▶ _DIRECTIONS_
Reproduce every line of the material below, but drop the pictures.

(Rows from a dataset)
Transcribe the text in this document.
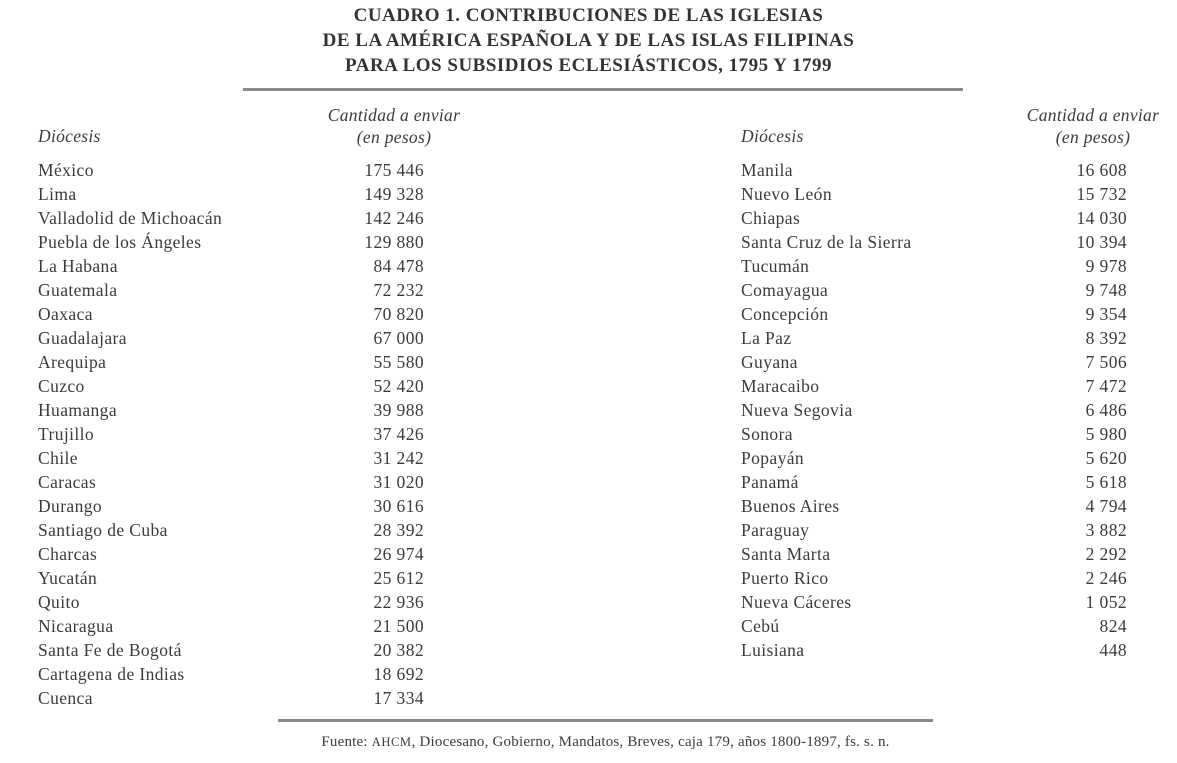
CUADRO 1. CONTRIBUCIONES DE LAS IGLESIAS
DE LA AMÉRICA ESPAÑOLA Y DE LAS ISLAS FILIPINAS
PARA LOS SUBSIDIOS ECLESIÁSTICOS, 1795 Y 1799
Diócesis
Cantidad a enviar
(en pesos)
México	175 446
Lima	149 328
Valladolid de Michoacán	142 246
Puebla de los Ángeles	129 880
La Habana	84 478
Guatemala	72 232
Oaxaca	70 820
Guadalajara	67 000
Arequipa	55 580
Cuzco	52 420
Huamanga	39 988
Trujillo	37 426
Chile	31 242
Caracas	31 020
Durango	30 616
Santiago de Cuba	28 392
Charcas	26 974
Yucatán	25 612
Quito	22 936
Nicaragua	21 500
Santa Fe de Bogotá	20 382
Cartagena de Indias	18 692
Cuenca	17 334
Diócesis
Cantidad a enviar
(en pesos)
Manila	16 608
Nuevo León	15 732
Chiapas	14 030
Santa Cruz de la Sierra	10 394
Tucumán	9 978
Comayagua	9 748
Concepción	9 354
La Paz	8 392
Guyana	7 506
Maracaibo	7 472
Nueva Segovia	6 486
Sonora	5 980
Popayán	5 620
Panamá	5 618
Buenos Aires	4 794
Paraguay	3 882
Santa Marta	2 292
Puerto Rico	2 246
Nueva Cáceres	1 052
Cebú	824
Luisiana	448
Fuente: AHCM, Diocesano, Gobierno, Mandatos, Breves, caja 179, años 1800-1897, fs. s. n.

▶ _ANSWER TO THIS PROBLEM_
Transcribe the text in this document.
CUADRO 1. CONTRIBUCIONES DE LAS IGLESIAS
DE LA AMÉRICA ESPAÑOLA Y DE LAS ISLAS FILIPINAS
PARA LOS SUBSIDIOS ECLESIÁSTICOS, 1795 Y 1799
Diócesis
Cantidad a enviar
(en pesos)
México	175 446
Lima	149 328
Valladolid de Michoacán	142 246
Puebla de los Ángeles	129 880
La Habana	84 478
Guatemala	72 232
Oaxaca	70 820
Guadalajara	67 000
Arequipa	55 580
Cuzco	52 420
Huamanga	39 988
Trujillo	37 426
Chile	31 242
Caracas	31 020
Durango	30 616
Santiago de Cuba	28 392
Charcas	26 974
Yucatán	25 612
Quito	22 936
Nicaragua	21 500
Santa Fe de Bogotá	20 382
Cartagena de Indias	18 692
Cuenca	17 334
Diócesis
Cantidad a enviar
(en pesos)
Manila	16 608
Nuevo León	15 732
Chiapas	14 030
Santa Cruz de la Sierra	10 394
Tucumán	9 978
Comayagua	9 748
Concepción	9 354
La Paz	8 392
Guyana	7 506
Maracaibo	7 472
Nueva Segovia	6 486
Sonora	5 980
Popayán	5 620
Panamá	5 618
Buenos Aires	4 794
Paraguay	3 882
Santa Marta	2 292
Puerto Rico	2 246
Nueva Cáceres	1 052
Cebú	824
Luisiana	448
Fuente: AHCM, Diocesano, Gobierno, Mandatos, Breves, caja 179, años 1800-1897, fs. s. n.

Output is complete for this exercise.